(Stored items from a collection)

start

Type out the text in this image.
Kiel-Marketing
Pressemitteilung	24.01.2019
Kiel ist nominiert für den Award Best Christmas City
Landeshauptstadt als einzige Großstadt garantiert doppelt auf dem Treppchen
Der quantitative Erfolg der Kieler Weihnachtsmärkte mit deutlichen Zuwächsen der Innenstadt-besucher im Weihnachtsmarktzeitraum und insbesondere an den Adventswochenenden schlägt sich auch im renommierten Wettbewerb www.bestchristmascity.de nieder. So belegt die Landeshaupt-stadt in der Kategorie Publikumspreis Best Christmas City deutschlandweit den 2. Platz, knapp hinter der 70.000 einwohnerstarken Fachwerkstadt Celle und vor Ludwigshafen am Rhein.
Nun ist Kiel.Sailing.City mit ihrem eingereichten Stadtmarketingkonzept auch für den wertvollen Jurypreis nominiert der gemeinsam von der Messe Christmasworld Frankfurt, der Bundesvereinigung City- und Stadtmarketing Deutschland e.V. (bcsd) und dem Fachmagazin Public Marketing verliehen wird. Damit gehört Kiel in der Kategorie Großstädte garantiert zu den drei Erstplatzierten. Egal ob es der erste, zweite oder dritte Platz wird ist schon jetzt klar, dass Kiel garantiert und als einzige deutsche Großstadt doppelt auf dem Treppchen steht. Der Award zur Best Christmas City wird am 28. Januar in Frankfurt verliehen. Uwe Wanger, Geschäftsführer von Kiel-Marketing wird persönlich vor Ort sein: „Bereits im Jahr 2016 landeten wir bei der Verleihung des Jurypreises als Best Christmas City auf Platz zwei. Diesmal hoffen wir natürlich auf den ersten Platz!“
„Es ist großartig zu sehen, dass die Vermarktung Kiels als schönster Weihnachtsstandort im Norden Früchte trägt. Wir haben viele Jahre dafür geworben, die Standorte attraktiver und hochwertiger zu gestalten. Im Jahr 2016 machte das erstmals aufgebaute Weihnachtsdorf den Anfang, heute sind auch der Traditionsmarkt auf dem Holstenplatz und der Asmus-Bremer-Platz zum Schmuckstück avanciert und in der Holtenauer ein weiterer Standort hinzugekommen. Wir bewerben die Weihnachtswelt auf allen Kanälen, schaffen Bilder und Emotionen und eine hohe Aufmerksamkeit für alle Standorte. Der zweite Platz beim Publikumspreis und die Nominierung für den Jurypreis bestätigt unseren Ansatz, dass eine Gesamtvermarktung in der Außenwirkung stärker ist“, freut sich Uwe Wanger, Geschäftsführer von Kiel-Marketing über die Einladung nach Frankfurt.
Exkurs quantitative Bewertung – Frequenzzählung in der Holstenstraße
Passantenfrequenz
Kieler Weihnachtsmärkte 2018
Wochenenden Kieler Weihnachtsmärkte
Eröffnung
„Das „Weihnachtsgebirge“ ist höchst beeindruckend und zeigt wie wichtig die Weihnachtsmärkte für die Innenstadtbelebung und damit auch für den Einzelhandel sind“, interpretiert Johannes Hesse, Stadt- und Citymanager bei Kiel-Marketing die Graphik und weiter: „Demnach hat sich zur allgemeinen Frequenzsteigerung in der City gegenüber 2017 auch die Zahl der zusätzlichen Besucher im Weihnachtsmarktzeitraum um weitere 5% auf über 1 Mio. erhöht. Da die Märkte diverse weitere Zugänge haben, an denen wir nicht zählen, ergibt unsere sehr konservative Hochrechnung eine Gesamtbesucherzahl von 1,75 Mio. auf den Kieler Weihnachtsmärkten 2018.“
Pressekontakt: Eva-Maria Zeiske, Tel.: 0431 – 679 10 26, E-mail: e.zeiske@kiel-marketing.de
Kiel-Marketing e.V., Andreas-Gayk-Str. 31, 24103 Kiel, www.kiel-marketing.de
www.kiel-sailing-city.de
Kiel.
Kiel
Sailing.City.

end

What needs to be done → Set down the entries above again, word for word.

Solution →
Type out the text in this image.
Kiel-Marketing
Pressemitteilung	24.01.2019
Kiel ist nominiert für den Award Best Christmas City
Landeshauptstadt als einzige Großstadt garantiert doppelt auf dem Treppchen
Der quantitative Erfolg der Kieler Weihnachtsmärkte mit deutlichen Zuwächsen der Innenstadt-besucher im Weihnachtsmarktzeitraum und insbesondere an den Adventswochenenden schlägt sich auch im renommierten Wettbewerb www.bestchristmascity.de nieder. So belegt die Landeshaupt-stadt in der Kategorie Publikumspreis Best Christmas City deutschlandweit den 2. Platz, knapp hinter der 70.000 einwohnerstarken Fachwerkstadt Celle und vor Ludwigshafen am Rhein.
Nun ist Kiel.Sailing.City mit ihrem eingereichten Stadtmarketingkonzept auch für den wertvollen Jurypreis nominiert der gemeinsam von der Messe Christmasworld Frankfurt, der Bundesvereinigung City- und Stadtmarketing Deutschland e.V. (bcsd) und dem Fachmagazin Public Marketing verliehen wird. Damit gehört Kiel in der Kategorie Großstädte garantiert zu den drei Erstplatzierten. Egal ob es der erste, zweite oder dritte Platz wird ist schon jetzt klar, dass Kiel garantiert und als einzige deutsche Großstadt doppelt auf dem Treppchen steht. Der Award zur Best Christmas City wird am 28. Januar in Frankfurt verliehen. Uwe Wanger, Geschäftsführer von Kiel-Marketing wird persönlich vor Ort sein: „Bereits im Jahr 2016 landeten wir bei der Verleihung des Jurypreises als Best Christmas City auf Platz zwei. Diesmal hoffen wir natürlich auf den ersten Platz!“
„Es ist großartig zu sehen, dass die Vermarktung Kiels als schönster Weihnachtsstandort im Norden Früchte trägt. Wir haben viele Jahre dafür geworben, die Standorte attraktiver und hochwertiger zu gestalten. Im Jahr 2016 machte das erstmals aufgebaute Weihnachtsdorf den Anfang, heute sind auch der Traditionsmarkt auf dem Holstenplatz und der Asmus-Bremer-Platz zum Schmuckstück avanciert und in der Holtenauer ein weiterer Standort hinzugekommen. Wir bewerben die Weihnachtswelt auf allen Kanälen, schaffen Bilder und Emotionen und eine hohe Aufmerksamkeit für alle Standorte. Der zweite Platz beim Publikumspreis und die Nominierung für den Jurypreis bestätigt unseren Ansatz, dass eine Gesamtvermarktung in der Außenwirkung stärker ist“, freut sich Uwe Wanger, Geschäftsführer von Kiel-Marketing über die Einladung nach Frankfurt.
Exkurs quantitative Bewertung – Frequenzzählung in der Holstenstraße
Passantenfrequenz
Kieler Weihnachtsmärkte 2018
Wochenenden Kieler Weihnachtsmärkte
Eröffnung
„Das „Weihnachtsgebirge“ ist höchst beeindruckend und zeigt wie wichtig die Weihnachtsmärkte für die Innenstadtbelebung und damit auch für den Einzelhandel sind“, interpretiert Johannes Hesse, Stadt- und Citymanager bei Kiel-Marketing die Graphik und weiter: „Demnach hat sich zur allgemeinen Frequenzsteigerung in der City gegenüber 2017 auch die Zahl der zusätzlichen Besucher im Weihnachtsmarktzeitraum um weitere 5% auf über 1 Mio. erhöht. Da die Märkte diverse weitere Zugänge haben, an denen wir nicht zählen, ergibt unsere sehr konservative Hochrechnung eine Gesamtbesucherzahl von 1,75 Mio. auf den Kieler Weihnachtsmärkten 2018.“
Pressekontakt: Eva-Maria Zeiske, Tel.: 0431 – 679 10 26, E-mail: e.zeiske@kiel-marketing.de
Kiel-Marketing e.V., Andreas-Gayk-Str. 31, 24103 Kiel, www.kiel-marketing.de
www.kiel-sailing-city.de
Kiel.
Kiel
Sailing.City.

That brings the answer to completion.